### The request
Give every line of the material again, exactly as written.

### Data for the task

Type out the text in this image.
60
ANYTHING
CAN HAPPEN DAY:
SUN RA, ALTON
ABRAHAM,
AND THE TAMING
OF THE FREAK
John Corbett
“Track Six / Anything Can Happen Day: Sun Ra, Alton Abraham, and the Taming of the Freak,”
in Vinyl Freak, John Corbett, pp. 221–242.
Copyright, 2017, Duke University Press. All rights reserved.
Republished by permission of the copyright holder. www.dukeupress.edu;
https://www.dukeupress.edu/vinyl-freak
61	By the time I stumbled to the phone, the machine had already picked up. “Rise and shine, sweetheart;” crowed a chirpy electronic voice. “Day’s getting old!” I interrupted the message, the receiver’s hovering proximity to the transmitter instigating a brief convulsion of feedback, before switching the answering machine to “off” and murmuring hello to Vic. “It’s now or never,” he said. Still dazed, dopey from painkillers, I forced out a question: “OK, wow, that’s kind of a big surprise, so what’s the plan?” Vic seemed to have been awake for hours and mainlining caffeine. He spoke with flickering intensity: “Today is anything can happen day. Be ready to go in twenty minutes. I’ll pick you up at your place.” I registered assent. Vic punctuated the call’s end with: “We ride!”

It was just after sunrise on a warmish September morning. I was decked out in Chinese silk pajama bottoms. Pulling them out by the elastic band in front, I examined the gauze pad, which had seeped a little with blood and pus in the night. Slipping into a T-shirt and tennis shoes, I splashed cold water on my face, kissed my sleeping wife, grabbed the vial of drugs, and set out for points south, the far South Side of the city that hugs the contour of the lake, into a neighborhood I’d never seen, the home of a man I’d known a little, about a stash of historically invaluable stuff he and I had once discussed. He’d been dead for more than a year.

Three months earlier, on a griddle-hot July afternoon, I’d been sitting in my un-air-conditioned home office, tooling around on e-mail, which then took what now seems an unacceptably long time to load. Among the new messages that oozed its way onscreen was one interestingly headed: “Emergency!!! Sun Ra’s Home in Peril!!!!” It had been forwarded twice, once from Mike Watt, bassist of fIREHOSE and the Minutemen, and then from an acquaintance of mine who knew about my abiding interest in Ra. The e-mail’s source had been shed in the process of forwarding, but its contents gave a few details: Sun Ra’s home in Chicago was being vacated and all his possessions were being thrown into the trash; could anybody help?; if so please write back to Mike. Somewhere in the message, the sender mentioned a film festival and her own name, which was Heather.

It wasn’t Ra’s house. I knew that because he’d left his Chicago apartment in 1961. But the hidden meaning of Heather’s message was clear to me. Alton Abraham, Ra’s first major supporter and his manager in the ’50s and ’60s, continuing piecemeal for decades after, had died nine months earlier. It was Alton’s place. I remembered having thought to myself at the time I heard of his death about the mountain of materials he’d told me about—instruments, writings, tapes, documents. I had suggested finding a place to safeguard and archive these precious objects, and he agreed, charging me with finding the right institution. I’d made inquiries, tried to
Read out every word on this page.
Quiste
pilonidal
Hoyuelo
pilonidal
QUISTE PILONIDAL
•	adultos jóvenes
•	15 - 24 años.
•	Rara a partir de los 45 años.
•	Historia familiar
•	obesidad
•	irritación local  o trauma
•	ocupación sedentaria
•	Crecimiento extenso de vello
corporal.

### Reply to the exercise
Type out the text in this image.
60
ANYTHING
CAN HAPPEN DAY:
SUN RA, ALTON
ABRAHAM,
AND THE TAMING
OF THE FREAK
John Corbett
“Track Six / Anything Can Happen Day: Sun Ra, Alton Abraham, and the Taming of the Freak,”
in Vinyl Freak, John Corbett, pp. 221–242.
Copyright, 2017, Duke University Press. All rights reserved.
Republished by permission of the copyright holder. www.dukeupress.edu;
https://www.dukeupress.edu/vinyl-freak
61	By the time I stumbled to the phone, the machine had already picked up. “Rise and shine, sweetheart;” crowed a chirpy electronic voice. “Day’s getting old!” I interrupted the message, the receiver’s hovering proximity to the transmitter instigating a brief convulsion of feedback, before switching the answering machine to “off” and murmuring hello to Vic. “It’s now or never,” he said. Still dazed, dopey from painkillers, I forced out a question: “OK, wow, that’s kind of a big surprise, so what’s the plan?” Vic seemed to have been awake for hours and mainlining caffeine. He spoke with flickering intensity: “Today is anything can happen day. Be ready to go in twenty minutes. I’ll pick you up at your place.” I registered assent. Vic punctuated the call’s end with: “We ride!”

It was just after sunrise on a warmish September morning. I was decked out in Chinese silk pajama bottoms. Pulling them out by the elastic band in front, I examined the gauze pad, which had seeped a little with blood and pus in the night. Slipping into a T-shirt and tennis shoes, I splashed cold water on my face, kissed my sleeping wife, grabbed the vial of drugs, and set out for points south, the far South Side of the city that hugs the contour of the lake, into a neighborhood I’d never seen, the home of a man I’d known a little, about a stash of historically invaluable stuff he and I had once discussed. He’d been dead for more than a year.

Three months earlier, on a griddle-hot July afternoon, I’d been sitting in my un-air-conditioned home office, tooling around on e-mail, which then took what now seems an unacceptably long time to load. Among the new messages that oozed its way onscreen was one interestingly headed: “Emergency!!! Sun Ra’s Home in Peril!!!!” It had been forwarded twice, once from Mike Watt, bassist of fIREHOSE and the Minutemen, and then from an acquaintance of mine who knew about my abiding interest in Ra. The e-mail’s source had been shed in the process of forwarding, but its contents gave a few details: Sun Ra’s home in Chicago was being vacated and all his possessions were being thrown into the trash; could anybody help?; if so please write back to Mike. Somewhere in the message, the sender mentioned a film festival and her own name, which was Heather.

It wasn’t Ra’s house. I knew that because he’d left his Chicago apartment in 1961. But the hidden meaning of Heather’s message was clear to me. Alton Abraham, Ra’s first major supporter and his manager in the ’50s and ’60s, continuing piecemeal for decades after, had died nine months earlier. It was Alton’s place. I remembered having thought to myself at the time I heard of his death about the mountain of materials he’d told me about—instruments, writings, tapes, documents. I had suggested finding a place to safeguard and archive these precious objects, and he agreed, charging me with finding the right institution. I’d made inquiries, tried to
Read out every word on this page.
Quiste
pilonidal
Hoyuelo
pilonidal
QUISTE PILONIDAL
•	adultos jóvenes
•	15 - 24 años.
•	Rara a partir de los 45 años.
•	Historia familiar
•	obesidad
•	irritación local  o trauma
•	ocupación sedentaria
•	Crecimiento extenso de vello
corporal.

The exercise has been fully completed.